_GIVEN TASK_: Copy each line of the entries that contains the word "partly".

_Data entries_:
--------------------------------
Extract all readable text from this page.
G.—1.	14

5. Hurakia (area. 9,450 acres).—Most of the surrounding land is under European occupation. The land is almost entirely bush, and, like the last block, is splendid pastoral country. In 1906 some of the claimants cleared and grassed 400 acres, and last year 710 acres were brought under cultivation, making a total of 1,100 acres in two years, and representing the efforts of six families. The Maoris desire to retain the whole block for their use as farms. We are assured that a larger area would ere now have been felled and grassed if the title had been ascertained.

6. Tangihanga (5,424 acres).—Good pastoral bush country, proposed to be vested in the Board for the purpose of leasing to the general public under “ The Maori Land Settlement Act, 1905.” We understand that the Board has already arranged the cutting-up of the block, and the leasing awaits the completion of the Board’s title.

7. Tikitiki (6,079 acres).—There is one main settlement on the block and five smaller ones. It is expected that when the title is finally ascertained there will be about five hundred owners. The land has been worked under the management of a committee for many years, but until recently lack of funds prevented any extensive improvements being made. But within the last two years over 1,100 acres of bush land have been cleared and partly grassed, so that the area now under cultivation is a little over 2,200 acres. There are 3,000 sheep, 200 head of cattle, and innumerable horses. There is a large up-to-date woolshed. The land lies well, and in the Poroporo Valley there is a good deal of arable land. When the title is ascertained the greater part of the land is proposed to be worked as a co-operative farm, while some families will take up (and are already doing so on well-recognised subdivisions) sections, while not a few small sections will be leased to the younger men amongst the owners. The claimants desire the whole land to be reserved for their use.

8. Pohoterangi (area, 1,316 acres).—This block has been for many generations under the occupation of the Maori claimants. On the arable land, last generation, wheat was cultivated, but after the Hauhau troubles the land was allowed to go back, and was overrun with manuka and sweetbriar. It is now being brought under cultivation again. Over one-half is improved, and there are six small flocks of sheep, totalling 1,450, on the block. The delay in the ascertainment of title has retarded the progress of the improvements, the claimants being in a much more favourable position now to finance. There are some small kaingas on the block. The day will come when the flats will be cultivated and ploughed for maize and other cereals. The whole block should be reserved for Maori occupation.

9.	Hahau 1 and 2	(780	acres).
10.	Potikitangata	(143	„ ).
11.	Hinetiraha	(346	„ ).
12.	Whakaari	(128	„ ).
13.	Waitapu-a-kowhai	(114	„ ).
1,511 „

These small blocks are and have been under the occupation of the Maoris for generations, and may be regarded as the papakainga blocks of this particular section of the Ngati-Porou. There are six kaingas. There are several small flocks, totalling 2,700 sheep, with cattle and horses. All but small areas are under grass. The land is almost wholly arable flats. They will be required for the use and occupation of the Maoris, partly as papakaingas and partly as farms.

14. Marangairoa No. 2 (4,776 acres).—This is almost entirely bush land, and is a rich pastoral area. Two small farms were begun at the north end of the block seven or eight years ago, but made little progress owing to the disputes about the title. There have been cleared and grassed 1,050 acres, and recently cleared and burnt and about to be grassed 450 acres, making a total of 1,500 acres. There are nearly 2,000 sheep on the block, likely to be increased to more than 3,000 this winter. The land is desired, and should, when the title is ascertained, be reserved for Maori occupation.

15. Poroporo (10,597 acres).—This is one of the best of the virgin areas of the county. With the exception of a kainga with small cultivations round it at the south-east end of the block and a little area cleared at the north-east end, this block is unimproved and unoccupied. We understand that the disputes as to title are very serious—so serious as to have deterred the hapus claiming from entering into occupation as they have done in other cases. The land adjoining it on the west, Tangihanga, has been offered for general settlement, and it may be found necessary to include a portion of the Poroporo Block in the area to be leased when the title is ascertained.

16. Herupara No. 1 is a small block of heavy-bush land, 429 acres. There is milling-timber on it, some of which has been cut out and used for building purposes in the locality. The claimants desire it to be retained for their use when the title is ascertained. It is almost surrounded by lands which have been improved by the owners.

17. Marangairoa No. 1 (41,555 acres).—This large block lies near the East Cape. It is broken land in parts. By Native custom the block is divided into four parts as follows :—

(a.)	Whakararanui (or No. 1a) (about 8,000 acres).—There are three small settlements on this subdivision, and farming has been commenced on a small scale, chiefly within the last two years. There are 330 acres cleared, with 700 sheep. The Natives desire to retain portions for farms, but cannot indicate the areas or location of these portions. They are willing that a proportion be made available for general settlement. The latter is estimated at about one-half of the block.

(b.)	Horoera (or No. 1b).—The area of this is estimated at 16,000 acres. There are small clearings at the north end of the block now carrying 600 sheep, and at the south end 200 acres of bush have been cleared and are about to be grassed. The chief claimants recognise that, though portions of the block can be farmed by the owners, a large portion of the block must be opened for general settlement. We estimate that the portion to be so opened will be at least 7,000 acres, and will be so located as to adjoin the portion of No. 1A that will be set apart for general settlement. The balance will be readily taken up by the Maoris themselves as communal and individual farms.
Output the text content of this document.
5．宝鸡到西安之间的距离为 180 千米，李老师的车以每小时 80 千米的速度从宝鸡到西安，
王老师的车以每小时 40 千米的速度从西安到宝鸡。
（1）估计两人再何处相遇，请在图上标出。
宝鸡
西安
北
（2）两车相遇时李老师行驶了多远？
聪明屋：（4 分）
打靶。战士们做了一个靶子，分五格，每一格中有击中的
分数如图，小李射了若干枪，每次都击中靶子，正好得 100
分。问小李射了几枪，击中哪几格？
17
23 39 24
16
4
--------------------------------
_IN RESPONSE_:
7. Tikitiki (6,079 acres).—There is one main settlement on the block and five smaller ones. It is expected that when the title is finally ascertained there will be about five hundred owners. The land has been worked under the management of a committee for many years, but until recently lack of funds prevented any extensive improvements being made. But within the last two years over 1,100 acres of bush land have been cleared and partly grassed, so that the area now under cultivation is a little over 2,200 acres. There are 3,000 sheep, 200 head of cattle, and innumerable horses. There is a large up-to-date woolshed. The land lies well, and in the Poroporo Valley there is a good deal of arable land. When the title is ascertained the greater part of the land is proposed to be worked as a co-operative farm, while some families will take up (and are already doing so on well-recognised subdivisions) sections, while not a few small sections will be leased to the younger men amongst the owners. The claimants desire the whole land to be reserved for their use.
These small blocks are and have been under the occupation of the Maoris for generations, and may be regarded as the papakainga blocks of this particular section of the Ngati-Porou. There are six kaingas. There are several small flocks, totalling 2,700 sheep, with cattle and horses. All but small areas are under grass. The land is almost wholly arable flats. They will be required for the use and occupation of the Maoris, partly as papakaingas and partly as farms.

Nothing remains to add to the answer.